### Exercise goal
Omit every image, and transcribe the remaining entries exactly as given.

[Entries from a visual dataset]
——————————

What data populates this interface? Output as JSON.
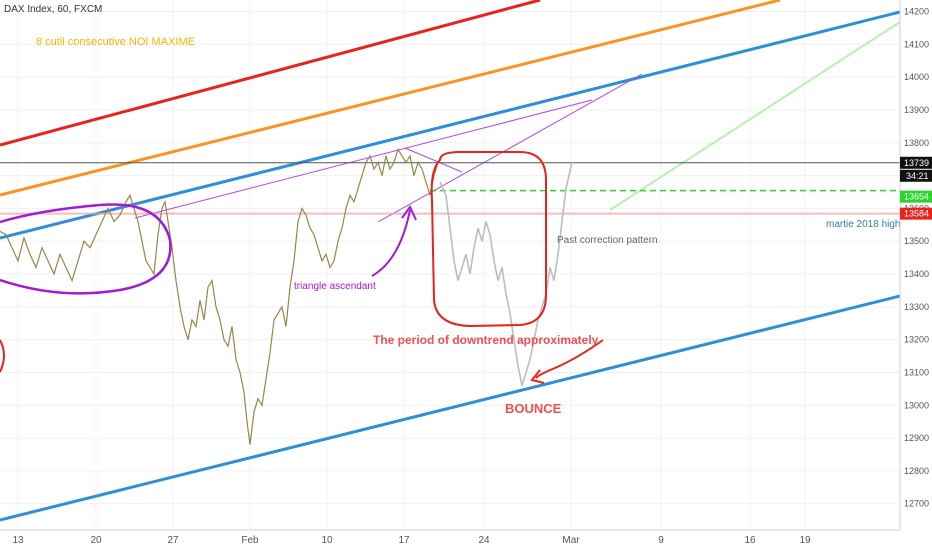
{
  "chart_data": {
    "type": "line",
    "title": "DAX Index, 60, FXCM",
    "annotation_title": "8 cutii consecutive NOI MAXIME",
    "x_ticks": [
      "13",
      "20",
      "27",
      "Feb",
      "10",
      "17",
      "24",
      "Mar",
      "9",
      "16",
      "19"
    ],
    "y_ticks": [
      14200,
      14100,
      14000,
      13900,
      13800,
      13700,
      13600,
      13500,
      13400,
      13300,
      13200,
      13100,
      13000,
      12900,
      12800,
      12700
    ],
    "ylim": [
      12620,
      14235
    ],
    "price_labels": {
      "current": "13739",
      "timer": "34:21",
      "green_level": "13654",
      "red_level": "13584"
    },
    "levels": {
      "current": 13739,
      "green_dashed": 13654,
      "red_high": 13584
    },
    "annotations": {
      "martie": "martie 2018 high",
      "triangle": "triangle ascendant",
      "past_pattern": "Past correction pattern",
      "downtrend": "The period of downtrend approximately",
      "bounce": "BOUNCE"
    },
    "price_series_points": [
      [
        0,
        13530
      ],
      [
        6,
        13520
      ],
      [
        12,
        13480
      ],
      [
        18,
        13440
      ],
      [
        24,
        13510
      ],
      [
        30,
        13460
      ],
      [
        36,
        13420
      ],
      [
        42,
        13480
      ],
      [
        48,
        13440
      ],
      [
        54,
        13400
      ],
      [
        60,
        13460
      ],
      [
        66,
        13420
      ],
      [
        72,
        13380
      ],
      [
        78,
        13440
      ],
      [
        84,
        13500
      ],
      [
        90,
        13480
      ],
      [
        96,
        13520
      ],
      [
        102,
        13560
      ],
      [
        108,
        13600
      ],
      [
        114,
        13560
      ],
      [
        120,
        13580
      ],
      [
        126,
        13620
      ],
      [
        130,
        13640
      ],
      [
        134,
        13600
      ],
      [
        138,
        13560
      ],
      [
        142,
        13500
      ],
      [
        146,
        13440
      ],
      [
        150,
        13420
      ],
      [
        154,
        13400
      ],
      [
        158,
        13520
      ],
      [
        162,
        13600
      ],
      [
        165,
        13620
      ],
      [
        168,
        13560
      ],
      [
        172,
        13480
      ],
      [
        176,
        13380
      ],
      [
        180,
        13300
      ],
      [
        184,
        13240
      ],
      [
        188,
        13200
      ],
      [
        192,
        13260
      ],
      [
        196,
        13240
      ],
      [
        200,
        13320
      ],
      [
        204,
        13260
      ],
      [
        208,
        13360
      ],
      [
        212,
        13380
      ],
      [
        216,
        13300
      ],
      [
        220,
        13260
      ],
      [
        224,
        13200
      ],
      [
        228,
        13180
      ],
      [
        232,
        13240
      ],
      [
        236,
        13140
      ],
      [
        240,
        13100
      ],
      [
        244,
        13040
      ],
      [
        247,
        12950
      ],
      [
        250,
        12880
      ],
      [
        254,
        12980
      ],
      [
        258,
        13020
      ],
      [
        262,
        13000
      ],
      [
        266,
        13080
      ],
      [
        270,
        13160
      ],
      [
        274,
        13260
      ],
      [
        278,
        13280
      ],
      [
        282,
        13300
      ],
      [
        286,
        13240
      ],
      [
        290,
        13360
      ],
      [
        294,
        13440
      ],
      [
        298,
        13560
      ],
      [
        302,
        13600
      ],
      [
        306,
        13580
      ],
      [
        310,
        13540
      ],
      [
        314,
        13520
      ],
      [
        318,
        13480
      ],
      [
        322,
        13440
      ],
      [
        326,
        13460
      ],
      [
        330,
        13420
      ],
      [
        334,
        13440
      ],
      [
        338,
        13500
      ],
      [
        342,
        13540
      ],
      [
        346,
        13600
      ],
      [
        350,
        13640
      ],
      [
        354,
        13620
      ],
      [
        358,
        13660
      ],
      [
        362,
        13700
      ],
      [
        366,
        13740
      ],
      [
        370,
        13760
      ],
      [
        374,
        13720
      ],
      [
        378,
        13740
      ],
      [
        382,
        13700
      ],
      [
        386,
        13760
      ],
      [
        390,
        13720
      ],
      [
        394,
        13740
      ],
      [
        398,
        13780
      ],
      [
        402,
        13760
      ],
      [
        406,
        13740
      ],
      [
        410,
        13760
      ],
      [
        414,
        13700
      ],
      [
        418,
        13740
      ],
      [
        422,
        13720
      ],
      [
        426,
        13680
      ],
      [
        430,
        13640
      ],
      [
        434,
        13700
      ],
      [
        438,
        13740
      ]
    ],
    "projection_points": [
      [
        440,
        13680
      ],
      [
        446,
        13640
      ],
      [
        450,
        13540
      ],
      [
        454,
        13440
      ],
      [
        458,
        13380
      ],
      [
        462,
        13420
      ],
      [
        466,
        13460
      ],
      [
        470,
        13400
      ],
      [
        474,
        13480
      ],
      [
        478,
        13540
      ],
      [
        482,
        13500
      ],
      [
        486,
        13560
      ],
      [
        490,
        13520
      ],
      [
        494,
        13440
      ],
      [
        498,
        13380
      ],
      [
        502,
        13420
      ],
      [
        506,
        13340
      ],
      [
        510,
        13280
      ],
      [
        514,
        13200
      ],
      [
        518,
        13120
      ],
      [
        522,
        13060
      ],
      [
        526,
        13100
      ],
      [
        530,
        13140
      ],
      [
        534,
        13200
      ],
      [
        538,
        13260
      ],
      [
        542,
        13300
      ],
      [
        546,
        13340
      ],
      [
        550,
        13420
      ],
      [
        554,
        13380
      ],
      [
        558,
        13460
      ],
      [
        562,
        13560
      ],
      [
        566,
        13660
      ],
      [
        572,
        13740
      ]
    ]
  }
}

——————————

### Solution for this task
What data populates this interface? Output as JSON.
{
  "chart_data": {
    "type": "line",
    "title": "DAX Index, 60, FXCM",
    "annotation_title": "8 cutii consecutive NOI MAXIME",
    "x_ticks": [
      "13",
      "20",
      "27",
      "Feb",
      "10",
      "17",
      "24",
      "Mar",
      "9",
      "16",
      "19"
    ],
    "y_ticks": [
      14200,
      14100,
      14000,
      13900,
      13800,
      13700,
      13600,
      13500,
      13400,
      13300,
      13200,
      13100,
      13000,
      12900,
      12800,
      12700
    ],
    "ylim": [
      12620,
      14235
    ],
    "price_labels": {
      "current": "13739",
      "timer": "34:21",
      "green_level": "13654",
      "red_level": "13584"
    },
    "levels": {
      "current": 13739,
      "green_dashed": 13654,
      "red_high": 13584
    },
    "annotations": {
      "martie": "martie 2018 high",
      "triangle": "triangle ascendant",
      "past_pattern": "Past correction pattern",
      "downtrend": "The period of downtrend approximately",
      "bounce": "BOUNCE"
    },
    "price_series_points": [
      [
        0,
        13530
      ],
      [
        6,
        13520
      ],
      [
        12,
        13480
      ],
      [
        18,
        13440
      ],
      [
        24,
        13510
      ],
      [
        30,
        13460
      ],
      [
        36,
        13420
      ],
      [
        42,
        13480
      ],
      [
        48,
        13440
      ],
      [
        54,
        13400
      ],
      [
        60,
        13460
      ],
      [
        66,
        13420
      ],
      [
        72,
        13380
      ],
      [
        78,
        13440
      ],
      [
        84,
        13500
      ],
      [
        90,
        13480
      ],
      [
        96,
        13520
      ],
      [
        102,
        13560
      ],
      [
        108,
        13600
      ],
      [
        114,
        13560
      ],
      [
        120,
        13580
      ],
      [
        126,
        13620
      ],
      [
        130,
        13640
      ],
      [
        134,
        13600
      ],
      [
        138,
        13560
      ],
      [
        142,
        13500
      ],
      [
        146,
        13440
      ],
      [
        150,
        13420
      ],
      [
        154,
        13400
      ],
      [
        158,
        13520
      ],
      [
        162,
        13600
      ],
      [
        165,
        13620
      ],
      [
        168,
        13560
      ],
      [
        172,
        13480
      ],
      [
        176,
        13380
      ],
      [
        180,
        13300
      ],
      [
        184,
        13240
      ],
      [
        188,
        13200
      ],
      [
        192,
        13260
      ],
      [
        196,
        13240
      ],
      [
        200,
        13320
      ],
      [
        204,
        13260
      ],
      [
        208,
        13360
      ],
      [
        212,
        13380
      ],
      [
        216,
        13300
      ],
      [
        220,
        13260
      ],
      [
        224,
        13200
      ],
      [
        228,
        13180
      ],
      [
        232,
        13240
      ],
      [
        236,
        13140
      ],
      [
        240,
        13100
      ],
      [
        244,
        13040
      ],
      [
        247,
        12950
      ],
      [
        250,
        12880
      ],
      [
        254,
        12980
      ],
      [
        258,
        13020
      ],
      [
        262,
        13000
      ],
      [
        266,
        13080
      ],
      [
        270,
        13160
      ],
      [
        274,
        13260
      ],
      [
        278,
        13280
      ],
      [
        282,
        13300
      ],
      [
        286,
        13240
      ],
      [
        290,
        13360
      ],
      [
        294,
        13440
      ],
      [
        298,
        13560
      ],
      [
        302,
        13600
      ],
      [
        306,
        13580
      ],
      [
        310,
        13540
      ],
      [
        314,
        13520
      ],
      [
        318,
        13480
      ],
      [
        322,
        13440
      ],
      [
        326,
        13460
      ],
      [
        330,
        13420
      ],
      [
        334,
        13440
      ],
      [
        338,
        13500
      ],
      [
        342,
        13540
      ],
      [
        346,
        13600
      ],
      [
        350,
        13640
      ],
      [
        354,
        13620
      ],
      [
        358,
        13660
      ],
      [
        362,
        13700
      ],
      [
        366,
        13740
      ],
      [
        370,
        13760
      ],
      [
        374,
        13720
      ],
      [
        378,
        13740
      ],
      [
        382,
        13700
      ],
      [
        386,
        13760
      ],
      [
        390,
        13720
      ],
      [
        394,
        13740
      ],
      [
        398,
        13780
      ],
      [
        402,
        13760
      ],
      [
        406,
        13740
      ],
      [
        410,
        13760
      ],
      [
        414,
        13700
      ],
      [
        418,
        13740
      ],
      [
        422,
        13720
      ],
      [
        426,
        13680
      ],
      [
        430,
        13640
      ],
      [
        434,
        13700
      ],
      [
        438,
        13740
      ]
    ],
    "projection_points": [
      [
        440,
        13680
      ],
      [
        446,
        13640
      ],
      [
        450,
        13540
      ],
      [
        454,
        13440
      ],
      [
        458,
        13380
      ],
      [
        462,
        13420
      ],
      [
        466,
        13460
      ],
      [
        470,
        13400
      ],
      [
        474,
        13480
      ],
      [
        478,
        13540
      ],
      [
        482,
        13500
      ],
      [
        486,
        13560
      ],
      [
        490,
        13520
      ],
      [
        494,
        13440
      ],
      [
        498,
        13380
      ],
      [
        502,
        13420
      ],
      [
        506,
        13340
      ],
      [
        510,
        13280
      ],
      [
        514,
        13200
      ],
      [
        518,
        13120
      ],
      [
        522,
        13060
      ],
      [
        526,
        13100
      ],
      [
        530,
        13140
      ],
      [
        534,
        13200
      ],
      [
        538,
        13260
      ],
      [
        542,
        13300
      ],
      [
        546,
        13340
      ],
      [
        550,
        13420
      ],
      [
        554,
        13380
      ],
      [
        558,
        13460
      ],
      [
        562,
        13560
      ],
      [
        566,
        13660
      ],
      [
        572,
        13740
      ]
    ]
  }
}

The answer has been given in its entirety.